[Exercise inputs — start]

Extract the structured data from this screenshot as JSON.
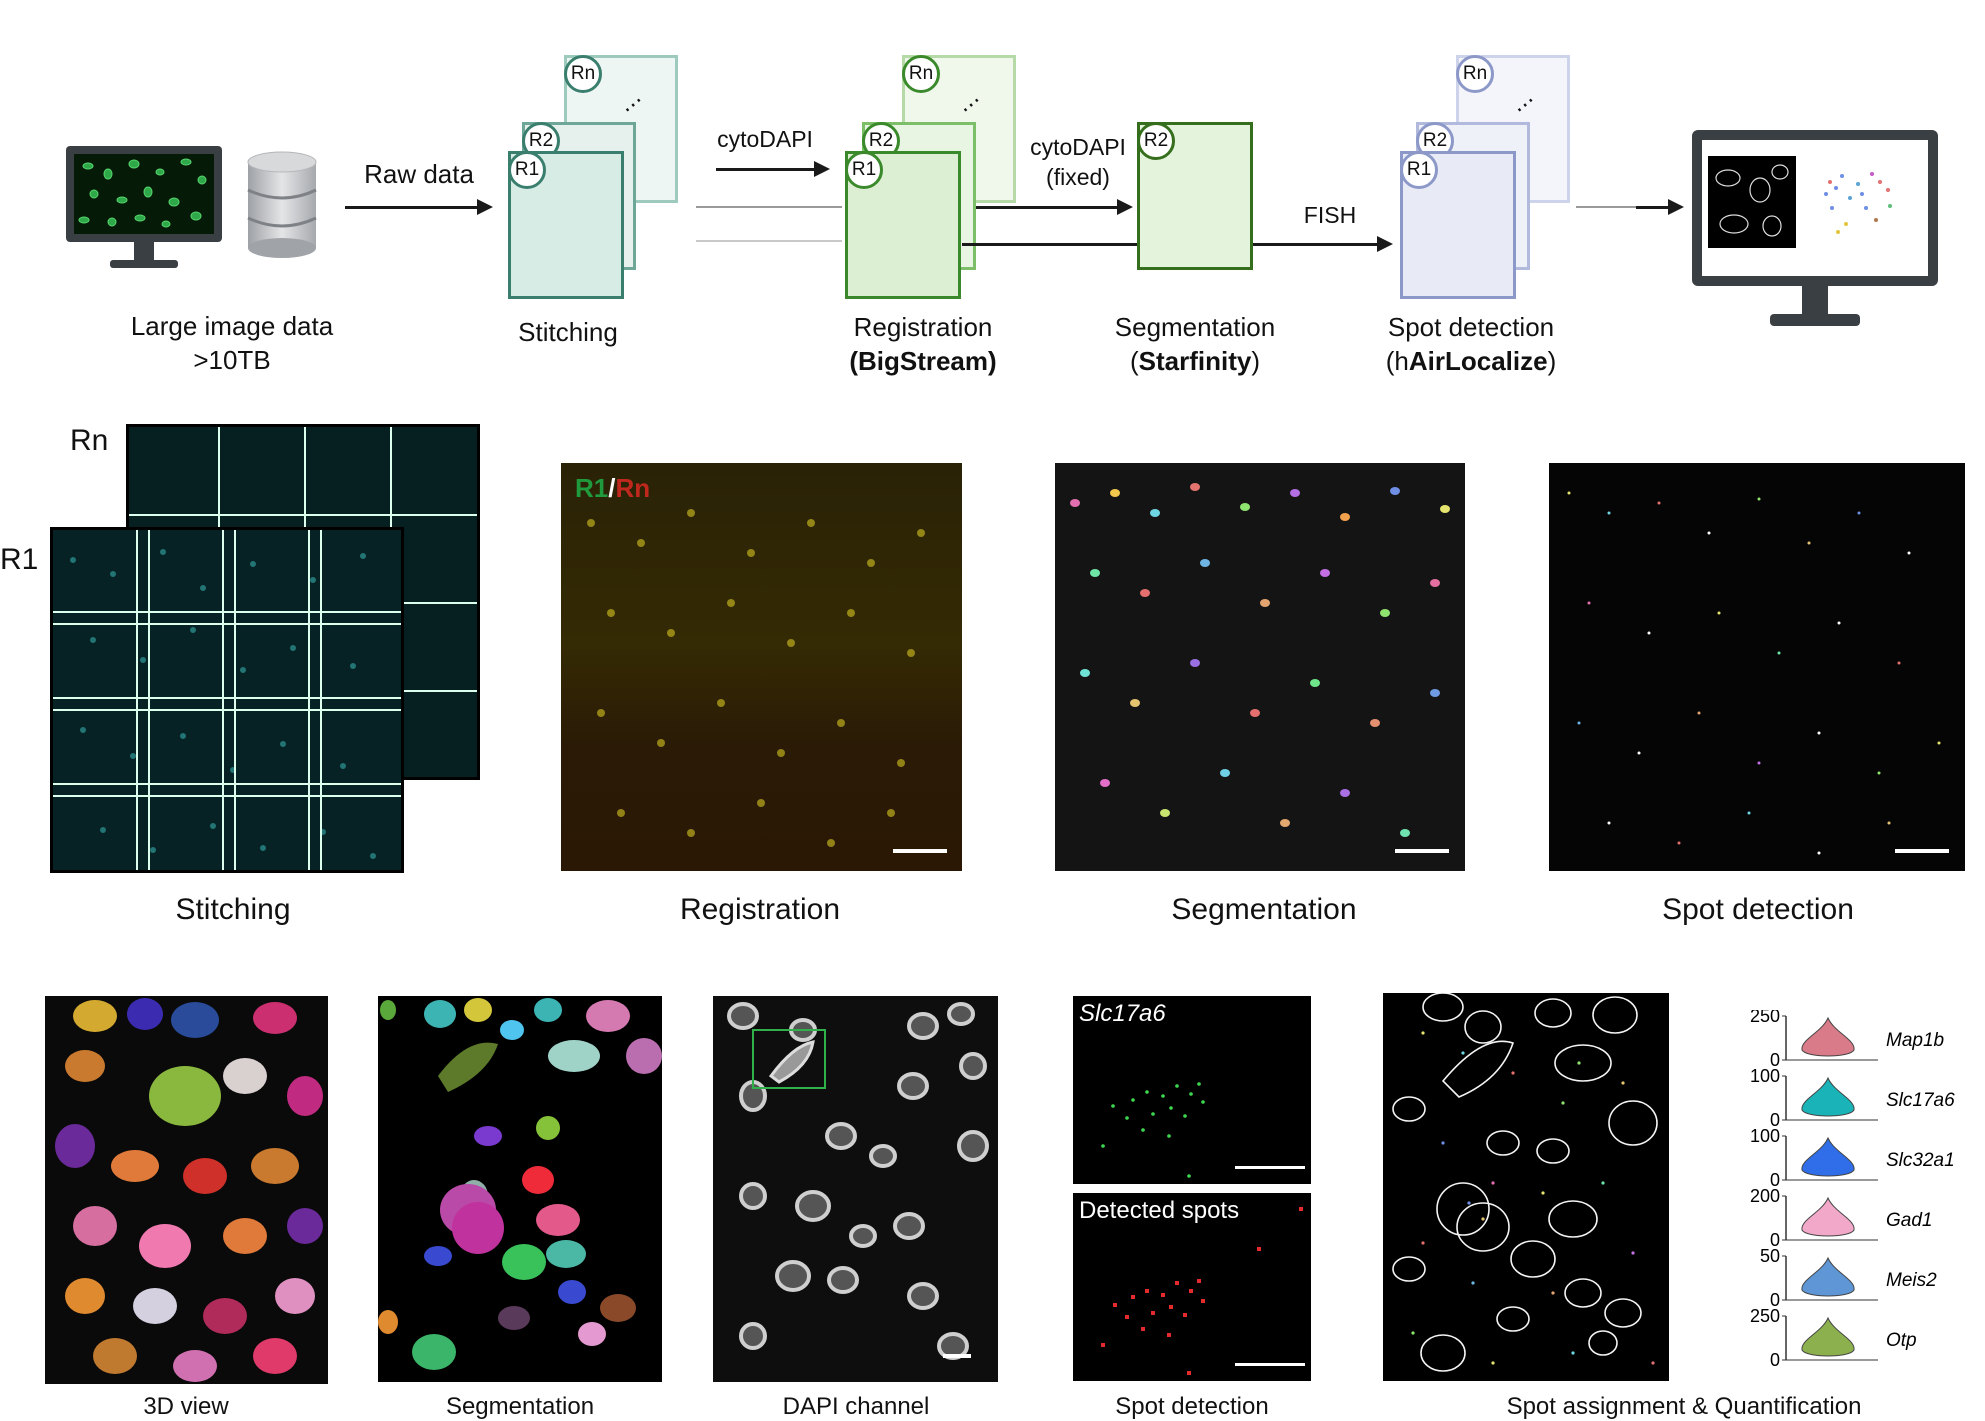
{
  "pipeline": {
    "source_label_1": "Large image data",
    "source_label_2": ">10TB",
    "raw_data": "Raw data",
    "stitching": "Stitching",
    "cytodapi_1": "cytoDAPI",
    "registration": "Registration",
    "registration_tool": "(BigStream)",
    "cytodapi_2_line1": "cytoDAPI",
    "cytodapi_2_line2": "(fixed)",
    "segmentation": "Segmentation",
    "segmentation_tool_open": "(",
    "segmentation_tool": "Starfinity",
    "segmentation_tool_close": ")",
    "fish": "FISH",
    "spot_detection": "Spot detection",
    "spot_tool_open": "(h",
    "spot_tool": "AirLocalize",
    "spot_tool_close": ")",
    "badges": {
      "r1": "R1",
      "r2": "R2",
      "rn": "Rn"
    },
    "colors": {
      "stitch": "#3a7f6e",
      "reg": "#3a8a2c",
      "seg": "#356e1c",
      "spot": "#8c98c8"
    }
  },
  "middle": {
    "rn_label": "Rn",
    "r1_label": "R1",
    "reg_overlay_r1": "R1",
    "reg_overlay_slash": "/",
    "reg_overlay_rn": "Rn",
    "labels": [
      "Stitching",
      "Registration",
      "Segmentation",
      "Spot detection"
    ]
  },
  "bottom": {
    "labels": [
      "3D view",
      "Segmentation",
      "DAPI channel",
      "Spot detection",
      "Spot assignment & Quantification"
    ],
    "slc_title": "Slc17a6",
    "detected_spots": "Detected spots"
  },
  "chart_data": {
    "type": "violin",
    "genes": [
      {
        "name": "Map1b",
        "ymax": 250,
        "ymin": 0,
        "color": "#d97b88"
      },
      {
        "name": "Slc17a6",
        "ymax": 100,
        "ymin": 0,
        "color": "#19b3b8"
      },
      {
        "name": "Slc32a1",
        "ymax": 100,
        "ymin": 0,
        "color": "#2f6ee8"
      },
      {
        "name": "Gad1",
        "ymax": 200,
        "ymin": 0,
        "color": "#f2a9c9"
      },
      {
        "name": "Meis2",
        "ymax": 50,
        "ymin": 0,
        "color": "#5e96d6"
      },
      {
        "name": "Otp",
        "ymax": 250,
        "ymin": 0,
        "color": "#8db04f"
      }
    ]
  }
}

[Exercise inputs — finish]

Work required: The preceding listing must be repeated exactly, with all images dropped.

Output for this exercise:
Extract the structured data from this screenshot as JSON.
{
  "pipeline": {
    "source_label_1": "Large image data",
    "source_label_2": ">10TB",
    "raw_data": "Raw data",
    "stitching": "Stitching",
    "cytodapi_1": "cytoDAPI",
    "registration": "Registration",
    "registration_tool": "(BigStream)",
    "cytodapi_2_line1": "cytoDAPI",
    "cytodapi_2_line2": "(fixed)",
    "segmentation": "Segmentation",
    "segmentation_tool_open": "(",
    "segmentation_tool": "Starfinity",
    "segmentation_tool_close": ")",
    "fish": "FISH",
    "spot_detection": "Spot detection",
    "spot_tool_open": "(h",
    "spot_tool": "AirLocalize",
    "spot_tool_close": ")",
    "badges": {
      "r1": "R1",
      "r2": "R2",
      "rn": "Rn"
    },
    "colors": {
      "stitch": "#3a7f6e",
      "reg": "#3a8a2c",
      "seg": "#356e1c",
      "spot": "#8c98c8"
    }
  },
  "middle": {
    "rn_label": "Rn",
    "r1_label": "R1",
    "reg_overlay_r1": "R1",
    "reg_overlay_slash": "/",
    "reg_overlay_rn": "Rn",
    "labels": [
      "Stitching",
      "Registration",
      "Segmentation",
      "Spot detection"
    ]
  },
  "bottom": {
    "labels": [
      "3D view",
      "Segmentation",
      "DAPI channel",
      "Spot detection",
      "Spot assignment & Quantification"
    ],
    "slc_title": "Slc17a6",
    "detected_spots": "Detected spots"
  },
  "chart_data": {
    "type": "violin",
    "genes": [
      {
        "name": "Map1b",
        "ymax": 250,
        "ymin": 0,
        "color": "#d97b88"
      },
      {
        "name": "Slc17a6",
        "ymax": 100,
        "ymin": 0,
        "color": "#19b3b8"
      },
      {
        "name": "Slc32a1",
        "ymax": 100,
        "ymin": 0,
        "color": "#2f6ee8"
      },
      {
        "name": "Gad1",
        "ymax": 200,
        "ymin": 0,
        "color": "#f2a9c9"
      },
      {
        "name": "Meis2",
        "ymax": 50,
        "ymin": 0,
        "color": "#5e96d6"
      },
      {
        "name": "Otp",
        "ymax": 250,
        "ymin": 0,
        "color": "#8db04f"
      }
    ]
  }
}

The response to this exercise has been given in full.